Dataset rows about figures
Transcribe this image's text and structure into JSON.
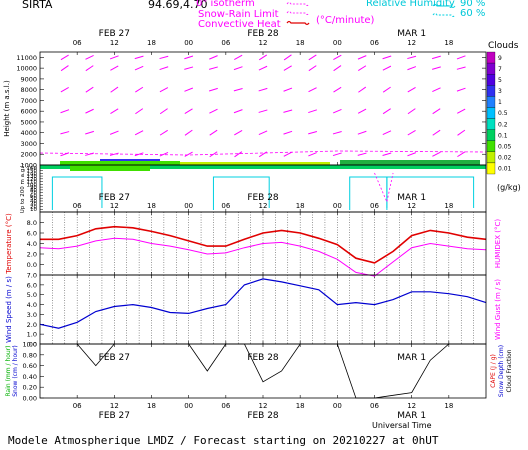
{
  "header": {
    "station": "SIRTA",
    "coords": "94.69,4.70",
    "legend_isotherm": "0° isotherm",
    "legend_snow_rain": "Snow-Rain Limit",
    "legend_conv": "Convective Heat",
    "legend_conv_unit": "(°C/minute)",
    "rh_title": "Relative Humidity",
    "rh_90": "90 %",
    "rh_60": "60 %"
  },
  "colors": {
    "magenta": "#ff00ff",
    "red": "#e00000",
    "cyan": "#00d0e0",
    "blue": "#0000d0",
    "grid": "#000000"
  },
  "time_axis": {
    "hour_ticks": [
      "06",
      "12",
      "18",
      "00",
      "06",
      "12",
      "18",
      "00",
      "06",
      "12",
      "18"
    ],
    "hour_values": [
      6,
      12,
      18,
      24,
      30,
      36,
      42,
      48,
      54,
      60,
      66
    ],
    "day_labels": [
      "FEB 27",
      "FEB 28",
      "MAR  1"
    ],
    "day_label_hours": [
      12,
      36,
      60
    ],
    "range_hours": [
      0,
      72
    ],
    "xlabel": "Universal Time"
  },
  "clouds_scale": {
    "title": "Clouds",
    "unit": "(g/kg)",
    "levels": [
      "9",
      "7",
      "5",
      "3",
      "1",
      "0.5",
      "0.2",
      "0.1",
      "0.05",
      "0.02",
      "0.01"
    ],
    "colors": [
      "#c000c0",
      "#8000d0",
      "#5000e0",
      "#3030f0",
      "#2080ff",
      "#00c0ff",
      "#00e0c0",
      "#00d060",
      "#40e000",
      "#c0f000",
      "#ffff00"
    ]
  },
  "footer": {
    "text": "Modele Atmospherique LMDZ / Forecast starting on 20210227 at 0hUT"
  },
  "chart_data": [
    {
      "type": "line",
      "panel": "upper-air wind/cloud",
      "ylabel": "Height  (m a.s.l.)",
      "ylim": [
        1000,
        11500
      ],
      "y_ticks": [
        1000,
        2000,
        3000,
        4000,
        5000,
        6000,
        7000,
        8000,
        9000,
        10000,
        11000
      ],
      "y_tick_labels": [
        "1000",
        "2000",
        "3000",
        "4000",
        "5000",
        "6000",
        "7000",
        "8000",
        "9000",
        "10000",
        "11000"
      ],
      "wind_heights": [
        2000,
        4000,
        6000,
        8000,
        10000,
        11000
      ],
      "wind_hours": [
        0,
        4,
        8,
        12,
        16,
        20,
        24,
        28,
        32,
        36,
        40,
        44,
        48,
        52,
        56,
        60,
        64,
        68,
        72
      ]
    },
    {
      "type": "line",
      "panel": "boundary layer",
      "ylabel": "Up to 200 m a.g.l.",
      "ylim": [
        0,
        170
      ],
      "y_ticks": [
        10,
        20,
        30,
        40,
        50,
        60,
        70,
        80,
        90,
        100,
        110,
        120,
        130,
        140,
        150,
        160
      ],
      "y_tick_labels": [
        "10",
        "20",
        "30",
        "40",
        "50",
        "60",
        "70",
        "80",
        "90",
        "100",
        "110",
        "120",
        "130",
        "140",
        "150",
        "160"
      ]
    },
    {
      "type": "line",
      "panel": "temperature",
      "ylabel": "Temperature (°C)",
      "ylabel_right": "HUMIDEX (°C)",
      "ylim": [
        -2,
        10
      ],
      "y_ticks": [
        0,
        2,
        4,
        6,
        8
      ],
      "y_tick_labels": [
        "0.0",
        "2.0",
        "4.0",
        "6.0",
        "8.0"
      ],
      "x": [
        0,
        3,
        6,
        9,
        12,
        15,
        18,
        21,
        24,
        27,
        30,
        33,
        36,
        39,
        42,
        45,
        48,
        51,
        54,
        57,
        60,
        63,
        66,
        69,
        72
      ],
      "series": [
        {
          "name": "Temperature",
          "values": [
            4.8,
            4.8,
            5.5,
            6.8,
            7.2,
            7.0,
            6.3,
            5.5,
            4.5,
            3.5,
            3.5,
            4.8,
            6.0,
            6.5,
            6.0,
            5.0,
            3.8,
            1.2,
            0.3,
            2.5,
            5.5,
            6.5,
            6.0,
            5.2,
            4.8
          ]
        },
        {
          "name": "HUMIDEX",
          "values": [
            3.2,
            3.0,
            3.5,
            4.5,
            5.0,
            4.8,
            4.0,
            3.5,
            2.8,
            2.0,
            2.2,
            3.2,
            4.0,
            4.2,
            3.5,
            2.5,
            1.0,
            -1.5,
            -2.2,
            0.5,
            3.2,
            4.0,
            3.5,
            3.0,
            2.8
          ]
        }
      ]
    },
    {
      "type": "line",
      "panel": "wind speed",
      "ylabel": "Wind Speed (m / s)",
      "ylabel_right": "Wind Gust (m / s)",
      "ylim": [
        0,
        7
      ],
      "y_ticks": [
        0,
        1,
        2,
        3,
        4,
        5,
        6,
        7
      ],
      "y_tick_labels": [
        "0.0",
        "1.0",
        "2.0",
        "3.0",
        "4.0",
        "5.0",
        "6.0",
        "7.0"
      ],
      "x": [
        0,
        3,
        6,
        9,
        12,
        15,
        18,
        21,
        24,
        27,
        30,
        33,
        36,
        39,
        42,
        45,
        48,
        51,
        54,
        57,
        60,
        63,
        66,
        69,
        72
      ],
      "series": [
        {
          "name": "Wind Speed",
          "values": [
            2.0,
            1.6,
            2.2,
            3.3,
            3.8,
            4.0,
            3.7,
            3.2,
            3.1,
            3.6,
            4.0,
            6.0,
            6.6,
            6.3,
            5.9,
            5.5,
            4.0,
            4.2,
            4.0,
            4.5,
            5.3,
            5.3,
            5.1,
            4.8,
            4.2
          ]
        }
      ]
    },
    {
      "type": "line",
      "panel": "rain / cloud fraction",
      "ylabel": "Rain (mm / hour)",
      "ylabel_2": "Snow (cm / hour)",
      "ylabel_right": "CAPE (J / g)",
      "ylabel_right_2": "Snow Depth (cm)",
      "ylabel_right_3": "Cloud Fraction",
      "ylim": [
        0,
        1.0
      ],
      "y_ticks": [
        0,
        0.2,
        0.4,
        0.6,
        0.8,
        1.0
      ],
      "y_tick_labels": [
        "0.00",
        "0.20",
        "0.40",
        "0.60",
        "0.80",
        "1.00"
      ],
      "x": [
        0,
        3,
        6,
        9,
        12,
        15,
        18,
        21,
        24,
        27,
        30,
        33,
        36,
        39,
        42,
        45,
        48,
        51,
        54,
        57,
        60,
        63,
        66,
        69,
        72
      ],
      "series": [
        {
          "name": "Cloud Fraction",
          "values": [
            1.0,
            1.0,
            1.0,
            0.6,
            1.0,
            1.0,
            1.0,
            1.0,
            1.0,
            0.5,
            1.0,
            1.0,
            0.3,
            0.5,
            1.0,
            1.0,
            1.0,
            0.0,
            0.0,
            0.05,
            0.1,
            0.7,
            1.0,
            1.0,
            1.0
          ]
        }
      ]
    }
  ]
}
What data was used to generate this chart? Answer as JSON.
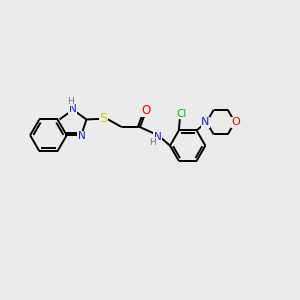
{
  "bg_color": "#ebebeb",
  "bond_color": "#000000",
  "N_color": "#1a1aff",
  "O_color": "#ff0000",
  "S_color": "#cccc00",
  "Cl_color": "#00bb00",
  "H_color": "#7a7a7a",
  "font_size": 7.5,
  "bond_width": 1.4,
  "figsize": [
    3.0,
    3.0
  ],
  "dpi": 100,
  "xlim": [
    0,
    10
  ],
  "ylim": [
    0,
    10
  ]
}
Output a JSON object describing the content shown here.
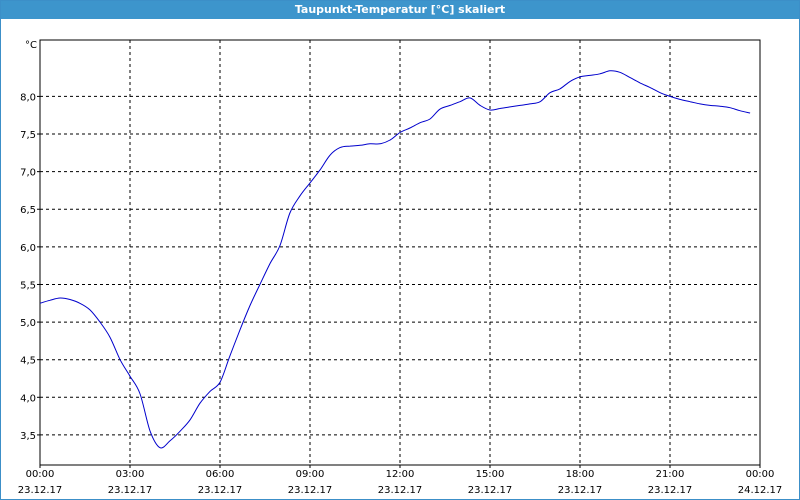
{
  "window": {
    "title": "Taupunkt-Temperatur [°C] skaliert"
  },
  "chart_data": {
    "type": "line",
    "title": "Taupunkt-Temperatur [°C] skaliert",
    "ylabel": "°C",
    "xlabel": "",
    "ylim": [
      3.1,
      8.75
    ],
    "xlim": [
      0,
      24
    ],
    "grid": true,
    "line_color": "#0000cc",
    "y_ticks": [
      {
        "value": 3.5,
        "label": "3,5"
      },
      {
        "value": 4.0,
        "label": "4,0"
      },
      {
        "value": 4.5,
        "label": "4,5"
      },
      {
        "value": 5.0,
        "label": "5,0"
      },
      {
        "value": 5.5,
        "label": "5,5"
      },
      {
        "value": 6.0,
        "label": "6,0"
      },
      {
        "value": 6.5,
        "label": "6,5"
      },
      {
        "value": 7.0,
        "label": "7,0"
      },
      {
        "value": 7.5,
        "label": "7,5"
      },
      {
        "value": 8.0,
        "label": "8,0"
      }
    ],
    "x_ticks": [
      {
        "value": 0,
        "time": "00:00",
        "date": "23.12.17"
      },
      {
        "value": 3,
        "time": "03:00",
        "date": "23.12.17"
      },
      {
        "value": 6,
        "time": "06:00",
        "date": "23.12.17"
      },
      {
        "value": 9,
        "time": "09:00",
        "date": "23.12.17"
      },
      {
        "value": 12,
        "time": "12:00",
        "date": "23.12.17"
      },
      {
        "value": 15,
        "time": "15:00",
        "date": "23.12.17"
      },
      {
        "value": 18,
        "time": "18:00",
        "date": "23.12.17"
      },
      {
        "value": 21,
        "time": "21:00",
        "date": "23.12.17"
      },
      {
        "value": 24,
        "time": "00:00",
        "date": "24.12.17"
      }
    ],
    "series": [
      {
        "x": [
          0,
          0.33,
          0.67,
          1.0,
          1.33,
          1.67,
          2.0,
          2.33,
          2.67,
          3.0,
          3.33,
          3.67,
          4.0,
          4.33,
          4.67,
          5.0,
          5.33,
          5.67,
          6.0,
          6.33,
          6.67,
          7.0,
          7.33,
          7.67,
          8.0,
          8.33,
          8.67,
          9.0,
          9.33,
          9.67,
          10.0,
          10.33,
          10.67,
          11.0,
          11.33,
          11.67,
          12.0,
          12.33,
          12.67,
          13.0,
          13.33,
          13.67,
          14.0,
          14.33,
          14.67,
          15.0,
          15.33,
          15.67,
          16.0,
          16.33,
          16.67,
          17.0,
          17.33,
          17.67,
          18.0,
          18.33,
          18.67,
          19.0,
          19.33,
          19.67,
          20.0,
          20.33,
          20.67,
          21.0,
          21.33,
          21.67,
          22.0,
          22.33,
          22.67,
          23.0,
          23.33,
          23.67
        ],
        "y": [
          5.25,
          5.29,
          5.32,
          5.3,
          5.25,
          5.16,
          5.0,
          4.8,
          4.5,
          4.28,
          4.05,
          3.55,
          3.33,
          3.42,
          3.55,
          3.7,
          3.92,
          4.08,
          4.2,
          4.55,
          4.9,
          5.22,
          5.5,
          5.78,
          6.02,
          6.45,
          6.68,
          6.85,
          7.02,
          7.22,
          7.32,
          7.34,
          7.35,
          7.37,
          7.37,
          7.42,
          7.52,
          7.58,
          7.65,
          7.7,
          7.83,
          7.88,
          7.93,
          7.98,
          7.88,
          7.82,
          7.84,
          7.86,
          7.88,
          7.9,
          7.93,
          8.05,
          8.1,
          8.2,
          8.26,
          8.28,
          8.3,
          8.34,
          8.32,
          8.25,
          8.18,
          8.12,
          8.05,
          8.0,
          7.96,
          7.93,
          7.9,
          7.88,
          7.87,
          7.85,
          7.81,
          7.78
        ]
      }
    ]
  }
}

**WHAT YOU WILL DO**
List the lines of the material in which the word "this" occurs.

**PROBLEM SOLUTION**
Transcribe this image's text and structure into JSON.
What data was used to generate this chart? Answer as JSON.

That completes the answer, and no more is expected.